TO DO =>
Say only how many lines contain the word "values".

Dataset rows about figures:
——————
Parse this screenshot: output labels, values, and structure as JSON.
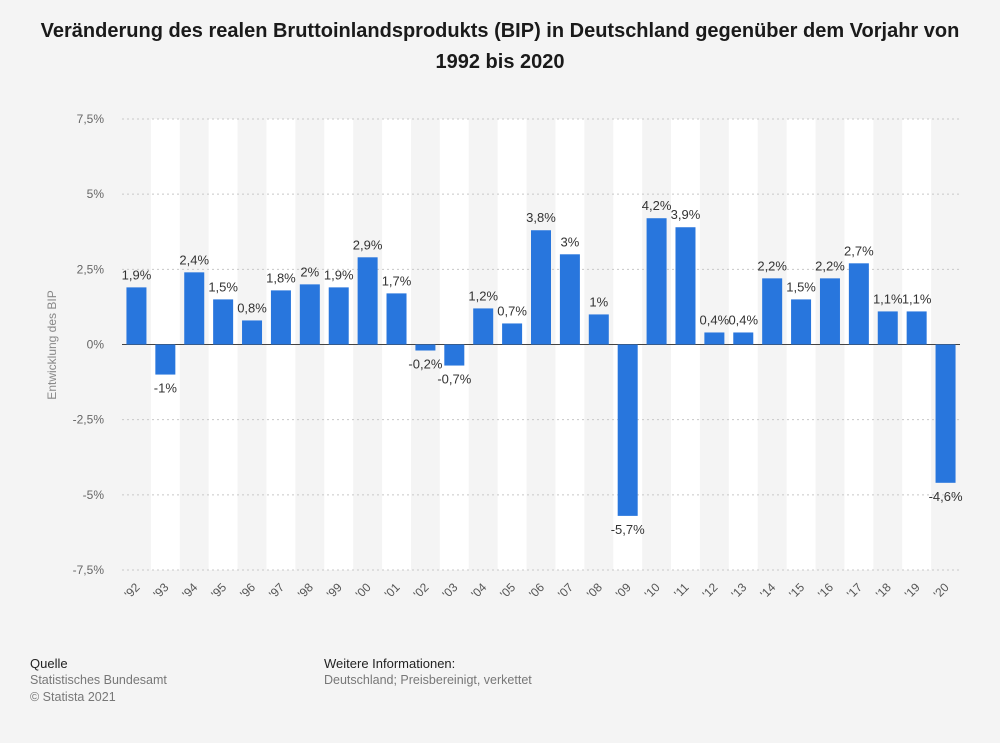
{
  "chart_data": {
    "type": "bar",
    "title": "Veränderung des realen Bruttoinlandsprodukts (BIP) in Deutschland gegenüber dem Vorjahr von 1992 bis 2020",
    "ylabel": "Entwicklung des BIP",
    "xlabel": "",
    "ylim": [
      -7.5,
      7.5
    ],
    "yticks": [
      {
        "value": 7.5,
        "label": "7,5%"
      },
      {
        "value": 5,
        "label": "5%"
      },
      {
        "value": 2.5,
        "label": "2,5%"
      },
      {
        "value": 0,
        "label": "0%"
      },
      {
        "value": -2.5,
        "label": "-2,5%"
      },
      {
        "value": -5,
        "label": "-5%"
      },
      {
        "value": -7.5,
        "label": "-7,5%"
      }
    ],
    "grid": true,
    "bar_color": "#2876dd",
    "categories": [
      "'92",
      "'93",
      "'94",
      "'95",
      "'96",
      "'97",
      "'98",
      "'99",
      "'00",
      "'01",
      "'02",
      "'03",
      "'04",
      "'05",
      "'06",
      "'07",
      "'08",
      "'09",
      "'10",
      "'11",
      "'12",
      "'13",
      "'14",
      "'15",
      "'16",
      "'17",
      "'18",
      "'19",
      "'20"
    ],
    "values": [
      1.9,
      -1,
      2.4,
      1.5,
      0.8,
      1.8,
      2,
      1.9,
      2.9,
      1.7,
      -0.2,
      -0.7,
      1.2,
      0.7,
      3.8,
      3,
      1,
      -5.7,
      4.2,
      3.9,
      0.4,
      0.4,
      2.2,
      1.5,
      2.2,
      2.7,
      1.1,
      1.1,
      -4.6
    ],
    "value_labels": [
      "1,9%",
      "-1%",
      "2,4%",
      "1,5%",
      "0,8%",
      "1,8%",
      "2%",
      "1,9%",
      "2,9%",
      "1,7%",
      "-0,2%",
      "-0,7%",
      "1,2%",
      "0,7%",
      "3,8%",
      "3%",
      "1%",
      "-5,7%",
      "4,2%",
      "3,9%",
      "0,4%",
      "0,4%",
      "2,2%",
      "1,5%",
      "2,2%",
      "2,7%",
      "1,1%",
      "1,1%",
      "-4,6%"
    ]
  },
  "footer": {
    "source_heading": "Quelle",
    "source_text": "Statistisches Bundesamt",
    "copyright": "© Statista 2021",
    "info_heading": "Weitere Informationen:",
    "info_text": "Deutschland; Preisbereinigt, verkettet"
  }
}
——————
CORRECT RESULT =>
2